▸ **DATA TO PROCESS**:
§

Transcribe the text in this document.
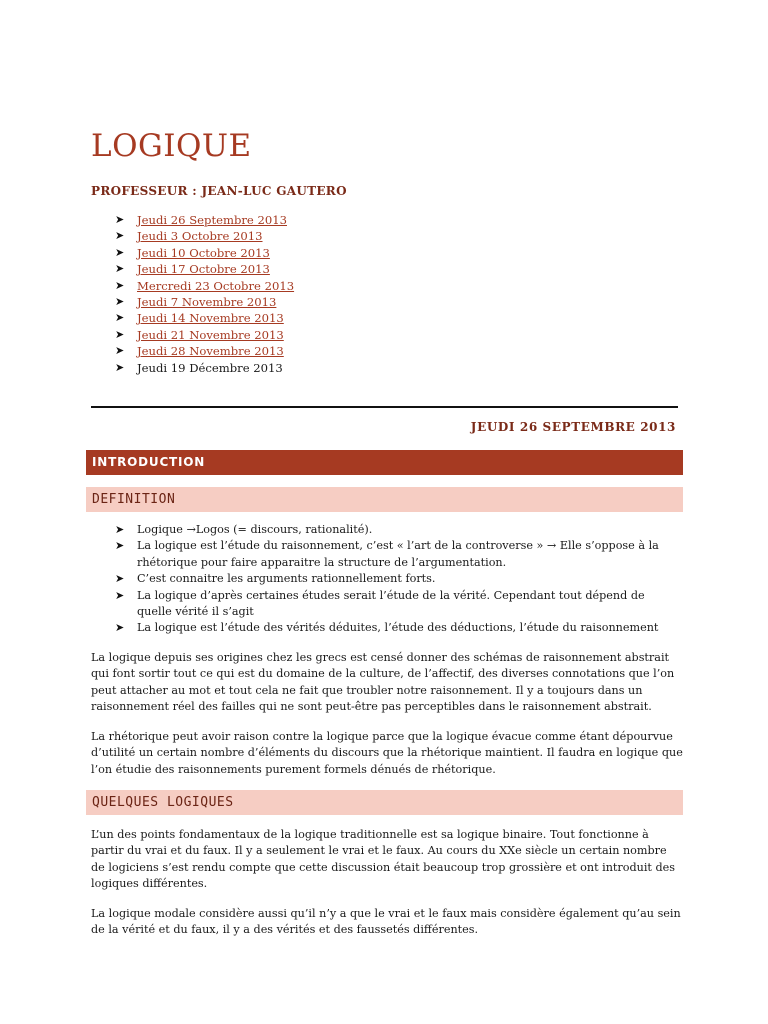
LOGIQUE
PROFESSEUR : JEAN-LUC GAUTERO
➤	Jeudi 26 Septembre 2013
➤	Jeudi 3 Octobre 2013
➤	Jeudi 10 Octobre 2013
➤	Jeudi 17 Octobre 2013
➤	Mercredi 23 Octobre 2013
➤	Jeudi 7 Novembre 2013
➤	Jeudi 14 Novembre 2013
➤	Jeudi 21 Novembre 2013
➤	Jeudi 28 Novembre 2013
➤	Jeudi 19 Décembre 2013
JEUDI 26 SEPTEMBRE 2013
INTRODUCTION
DEFINITION
➤	Logique →Logos (= discours, rationalité).
➤	La logique est l’étude du raisonnement, c’est « l’art de la controverse » → Elle s’oppose à la rhétorique pour faire apparaitre la structure de l’argumentation.
➤	C’est connaitre les arguments rationnellement forts.
➤	La logique d’après certaines études serait l’étude de la vérité. Cependant tout dépend de quelle vérité il s’agit
➤	La logique est l’étude des vérités déduites, l’étude des déductions, l’étude du raisonnement

La logique depuis ses origines chez les grecs est censé donner des schémas de raisonnement abstrait qui font sortir tout ce qui est du domaine de la culture, de l’affectif, des diverses connotations que l’on peut attacher au mot et tout cela ne fait que troubler notre raisonnement. Il y a toujours dans un raisonnement réel des failles qui ne sont peut-être pas perceptibles dans le raisonnement abstrait.

La rhétorique peut avoir raison contre la logique parce que la logique évacue comme étant dépourvue d’utilité un certain nombre d’éléments du discours que la rhétorique maintient. Il faudra en logique que l’on étudie des raisonnements purement formels dénués de rhétorique.

QUELQUES LOGIQUES

L’un des points fondamentaux de la logique traditionnelle est sa logique binaire. Tout fonctionne à partir du vrai et du faux. Il y a seulement le vrai et le faux. Au cours du XXe siècle un certain nombre de logiciens s’est rendu compte que cette discussion était beaucoup trop grossière et ont introduit des logiques différentes.

La logique modale considère aussi qu’il n’y a que le vrai et le faux mais considère également qu’au sein de la vérité et du faux, il y a des vérités et des faussetés différentes.
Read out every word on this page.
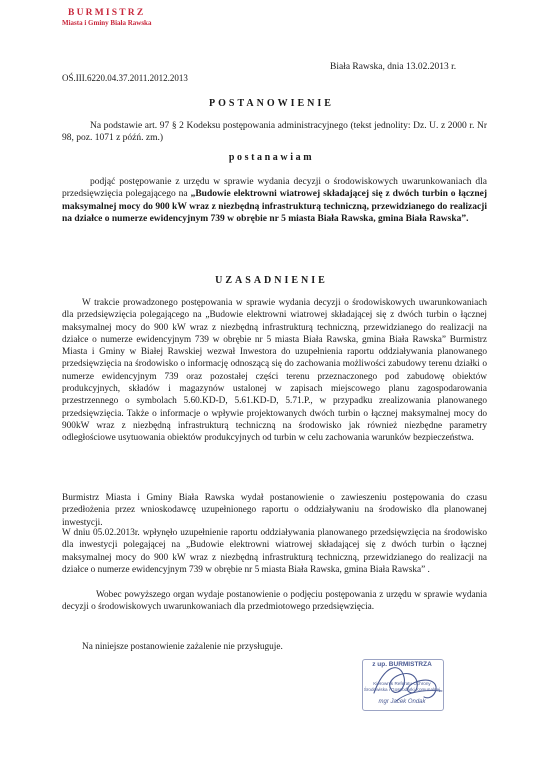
BURMISTRZ
Miasta i Gminy Biała Rawska
Biała Rawska, dnia 13.02.2013 r.
OŚ.III.6220.04.37.2011.2012.2013
POSTANOWIENIE
Na podstawie art. 97 § 2 Kodeksu postępowania administracyjnego (tekst jednolity: Dz. U. z 2000 r. Nr 98, poz. 1071 z późń. zm.)
postanawiam
podjąć postępowanie z urzędu w sprawie wydania decyzji o środowiskowych uwarunkowaniach dla przedsięwzięcia polegającego na „Budowie elektrowni wiatrowej składającej się z dwóch turbin o łącznej maksymalnej mocy do 900 kW wraz z niezbędną infrastrukturą techniczną, przewidzianego do realizacji na działce o numerze ewidencyjnym 739 w obrębie nr 5 miasta Biała Rawska, gmina Biała Rawska”.
UZASADNIENIE
W trakcie prowadzonego postępowania w sprawie wydania decyzji o środowiskowych uwarunkowaniach dla przedsięwzięcia polegającego na „Budowie elektrowni wiatrowej składającej się z dwóch turbin o łącznej maksymalnej mocy do 900 kW wraz z niezbędną infrastrukturą techniczną, przewidzianego do realizacji na działce o numerze ewidencyjnym 739 w obrębie nr 5 miasta Biała Rawska, gmina Biała Rawska” Burmistrz Miasta i Gminy w Białej Rawskiej wezwał Inwestora do uzupełnienia raportu oddziaływania planowanego przedsięwzięcia na środowisko o informację odnoszącą się do zachowania możliwości zabudowy terenu działki o numerze ewidencyjnym 739 oraz pozostałej części terenu przeznaczonego pod zabudowę obiektów produkcyjnych, składów i magazynów ustalonej w zapisach miejscowego planu zagospodarowania przestrzennego o symbolach 5.60.KD-D, 5.61.KD-D, 5.71.P., w przypadku zrealizowania planowanego przedsięwzięcia. Także o informacje o wpływie projektowanych dwóch turbin o łącznej maksymalnej mocy do 900kW wraz z niezbędną infrastrukturą techniczną na środowisko jak również niezbędne parametry odległościowe usytuowania obiektów produkcyjnych od turbin w celu zachowania warunków bezpieczeństwa.
Burmistrz Miasta i Gminy Biała Rawska wydał postanowienie o zawieszeniu postępowania do czasu przedłożenia przez wnioskodawcę uzupełnionego raportu o oddziaływaniu na środowisko dla planowanej inwestycji.
W dniu 05.02.2013r. wpłynęło uzupełnienie raportu oddziaływania planowanego przedsięwzięcia na środowisko dla inwestycji polegającej na „Budowie elektrowni wiatrowej składającej się z dwóch turbin o łącznej maksymalnej mocy do 900 kW wraz z niezbędną infrastrukturą techniczną, przewidzianego do realizacji na działce o numerze ewidencyjnym 739 w obrębie nr 5 miasta Biała Rawska, gmina Biała Rawska” .
Wobec powyższego organ wydaje postanowienie o podjęciu postępowania z urzędu w sprawie wydania decyzji o środowiskowych uwarunkowaniach dla przedmiotowego przedsięwzięcia.
Na niniejsze postanowienie zażalenie nie przysługuje.
z up. BURMISTRZA
Kierownik Referatu Ochrony Środowiska i Gospodarki Komunalnej
mgr Jacek Ondak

§

▸ **WORK TO COMPLETE**:
Of all the lines in the material above, how many contain the word "inwestycji"? Give only the count.

▸ **EXERCISE RESPONSE**:
2